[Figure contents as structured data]
● ● ● ● ●
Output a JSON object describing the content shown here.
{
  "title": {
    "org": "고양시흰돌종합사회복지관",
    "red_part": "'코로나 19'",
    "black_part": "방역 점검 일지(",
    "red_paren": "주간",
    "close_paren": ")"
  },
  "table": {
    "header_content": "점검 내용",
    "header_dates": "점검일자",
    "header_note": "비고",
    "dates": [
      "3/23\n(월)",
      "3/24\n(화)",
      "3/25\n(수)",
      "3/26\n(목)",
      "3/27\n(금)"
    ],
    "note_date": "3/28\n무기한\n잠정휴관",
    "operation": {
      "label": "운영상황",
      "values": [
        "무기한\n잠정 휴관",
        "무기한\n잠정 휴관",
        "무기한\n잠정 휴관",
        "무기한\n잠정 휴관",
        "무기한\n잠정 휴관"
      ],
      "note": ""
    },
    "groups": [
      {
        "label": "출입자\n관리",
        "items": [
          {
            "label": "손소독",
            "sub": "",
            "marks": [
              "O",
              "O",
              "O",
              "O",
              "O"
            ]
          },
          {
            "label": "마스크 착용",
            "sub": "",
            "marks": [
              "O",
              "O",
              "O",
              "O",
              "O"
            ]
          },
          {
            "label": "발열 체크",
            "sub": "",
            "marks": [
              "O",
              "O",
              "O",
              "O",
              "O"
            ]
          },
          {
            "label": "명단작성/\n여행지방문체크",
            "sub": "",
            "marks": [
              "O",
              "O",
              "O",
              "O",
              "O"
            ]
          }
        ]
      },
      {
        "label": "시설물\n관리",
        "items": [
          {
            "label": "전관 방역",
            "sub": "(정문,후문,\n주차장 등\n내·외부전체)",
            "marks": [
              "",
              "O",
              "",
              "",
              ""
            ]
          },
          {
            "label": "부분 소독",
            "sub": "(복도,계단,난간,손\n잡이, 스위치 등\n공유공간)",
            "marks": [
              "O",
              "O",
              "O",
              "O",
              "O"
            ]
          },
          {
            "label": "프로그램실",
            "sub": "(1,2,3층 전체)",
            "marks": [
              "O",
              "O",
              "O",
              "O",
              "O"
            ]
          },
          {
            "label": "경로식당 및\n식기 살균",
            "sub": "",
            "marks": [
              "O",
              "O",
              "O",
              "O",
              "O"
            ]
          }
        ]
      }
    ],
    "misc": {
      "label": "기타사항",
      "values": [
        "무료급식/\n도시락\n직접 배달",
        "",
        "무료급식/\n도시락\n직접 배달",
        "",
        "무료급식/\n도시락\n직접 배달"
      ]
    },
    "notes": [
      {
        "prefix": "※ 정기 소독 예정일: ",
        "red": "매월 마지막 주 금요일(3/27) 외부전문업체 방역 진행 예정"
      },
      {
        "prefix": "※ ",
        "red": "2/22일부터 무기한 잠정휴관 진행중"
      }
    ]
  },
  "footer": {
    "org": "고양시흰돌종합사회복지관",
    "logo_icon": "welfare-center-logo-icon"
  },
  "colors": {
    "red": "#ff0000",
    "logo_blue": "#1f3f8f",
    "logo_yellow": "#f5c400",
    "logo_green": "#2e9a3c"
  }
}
● ● ● ● ●
Show every line of the listing in which the string "label" can be found.

      "label": "운영상황",
        "label": "출입자\n관리",
            "label": "손소독",
            "label": "마스크 착용",
            "label": "발열 체크",
            "label": "명단작성/\n여행지방문체크",
        "label": "시설물\n관리",
            "label": "전관 방역",
            "label": "부분 소독",
            "label": "프로그램실",
            "label": "경로식당 및\n식기 살균",
      "label": "기타사항",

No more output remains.